▸ Exercise instructions:
Please rewrite the entries from the start of the entries through the line containing "213, 901, 224]", inclusive, switching every "isobar-label-bg" to "isobar-label-background" and leaving everything else unchanged.

Data taken from a collection:

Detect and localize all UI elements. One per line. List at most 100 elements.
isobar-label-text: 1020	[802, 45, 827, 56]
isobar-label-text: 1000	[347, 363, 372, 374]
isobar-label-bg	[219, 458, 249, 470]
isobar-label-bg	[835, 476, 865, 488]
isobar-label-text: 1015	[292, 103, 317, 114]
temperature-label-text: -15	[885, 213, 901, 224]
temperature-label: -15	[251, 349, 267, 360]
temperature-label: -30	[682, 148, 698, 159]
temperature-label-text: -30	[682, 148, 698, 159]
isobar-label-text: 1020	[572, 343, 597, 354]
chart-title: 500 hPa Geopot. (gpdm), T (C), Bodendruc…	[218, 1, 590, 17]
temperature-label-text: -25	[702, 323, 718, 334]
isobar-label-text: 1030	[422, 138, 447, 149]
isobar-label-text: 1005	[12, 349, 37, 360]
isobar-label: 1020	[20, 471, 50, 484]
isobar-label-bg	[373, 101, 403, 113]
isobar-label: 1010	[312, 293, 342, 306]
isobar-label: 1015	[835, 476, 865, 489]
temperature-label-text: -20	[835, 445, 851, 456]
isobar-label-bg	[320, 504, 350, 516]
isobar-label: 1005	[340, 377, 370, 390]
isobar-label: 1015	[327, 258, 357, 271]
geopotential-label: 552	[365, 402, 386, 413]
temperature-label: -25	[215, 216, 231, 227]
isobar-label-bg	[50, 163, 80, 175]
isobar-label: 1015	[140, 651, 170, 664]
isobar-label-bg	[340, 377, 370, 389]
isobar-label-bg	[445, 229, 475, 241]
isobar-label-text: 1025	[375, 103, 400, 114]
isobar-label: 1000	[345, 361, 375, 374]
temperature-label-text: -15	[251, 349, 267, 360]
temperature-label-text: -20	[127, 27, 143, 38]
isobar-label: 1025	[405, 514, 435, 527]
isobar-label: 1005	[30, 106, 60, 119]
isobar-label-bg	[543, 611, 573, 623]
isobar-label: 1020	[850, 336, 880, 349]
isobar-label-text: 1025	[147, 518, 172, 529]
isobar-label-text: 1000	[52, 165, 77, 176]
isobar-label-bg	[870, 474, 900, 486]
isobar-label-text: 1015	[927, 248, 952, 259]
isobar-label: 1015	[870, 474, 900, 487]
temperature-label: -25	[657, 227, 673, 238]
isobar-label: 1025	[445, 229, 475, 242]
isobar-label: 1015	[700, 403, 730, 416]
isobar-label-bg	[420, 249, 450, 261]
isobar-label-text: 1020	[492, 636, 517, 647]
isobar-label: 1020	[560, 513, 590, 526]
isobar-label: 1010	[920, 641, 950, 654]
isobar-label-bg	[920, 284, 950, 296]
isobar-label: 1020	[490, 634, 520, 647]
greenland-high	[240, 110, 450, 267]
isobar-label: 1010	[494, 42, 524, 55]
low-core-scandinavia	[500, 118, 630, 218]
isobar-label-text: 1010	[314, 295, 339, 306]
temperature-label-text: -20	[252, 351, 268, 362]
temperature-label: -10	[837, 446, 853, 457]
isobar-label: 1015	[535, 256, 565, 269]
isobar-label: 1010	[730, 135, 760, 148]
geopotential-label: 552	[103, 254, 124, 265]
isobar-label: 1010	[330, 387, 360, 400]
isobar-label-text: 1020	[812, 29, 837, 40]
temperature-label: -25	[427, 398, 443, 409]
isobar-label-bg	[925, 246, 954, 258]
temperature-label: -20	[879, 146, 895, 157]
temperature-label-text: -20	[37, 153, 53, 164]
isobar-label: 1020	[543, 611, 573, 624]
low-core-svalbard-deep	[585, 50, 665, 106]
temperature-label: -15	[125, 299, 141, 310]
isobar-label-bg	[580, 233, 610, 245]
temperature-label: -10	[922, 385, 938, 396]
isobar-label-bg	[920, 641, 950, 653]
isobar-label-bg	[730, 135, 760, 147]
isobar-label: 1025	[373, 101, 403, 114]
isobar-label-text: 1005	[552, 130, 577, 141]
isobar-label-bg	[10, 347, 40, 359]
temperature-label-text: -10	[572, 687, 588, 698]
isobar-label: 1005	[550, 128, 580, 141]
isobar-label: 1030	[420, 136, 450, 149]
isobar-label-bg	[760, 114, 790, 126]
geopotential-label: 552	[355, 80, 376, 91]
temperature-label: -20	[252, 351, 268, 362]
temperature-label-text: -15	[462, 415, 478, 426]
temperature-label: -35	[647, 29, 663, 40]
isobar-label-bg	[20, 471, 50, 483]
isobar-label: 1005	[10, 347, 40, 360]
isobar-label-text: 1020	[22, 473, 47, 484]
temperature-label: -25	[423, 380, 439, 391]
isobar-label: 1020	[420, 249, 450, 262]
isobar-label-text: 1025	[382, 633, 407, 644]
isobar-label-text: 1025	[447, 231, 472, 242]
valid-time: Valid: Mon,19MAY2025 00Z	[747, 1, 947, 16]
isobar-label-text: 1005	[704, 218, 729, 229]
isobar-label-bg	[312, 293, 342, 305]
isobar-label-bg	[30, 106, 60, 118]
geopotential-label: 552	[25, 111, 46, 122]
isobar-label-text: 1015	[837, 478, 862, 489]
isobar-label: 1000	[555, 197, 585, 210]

▸ Finished exercise:
Detect and localize all UI elements. One per line. List at most 100 elements.
isobar-label-text: 1020	[802, 45, 827, 56]
isobar-label-text: 1000	[347, 363, 372, 374]
isobar-label-background	[219, 458, 249, 470]
isobar-label-background	[835, 476, 865, 488]
isobar-label-text: 1015	[292, 103, 317, 114]
temperature-label-text: -15	[885, 213, 901, 224]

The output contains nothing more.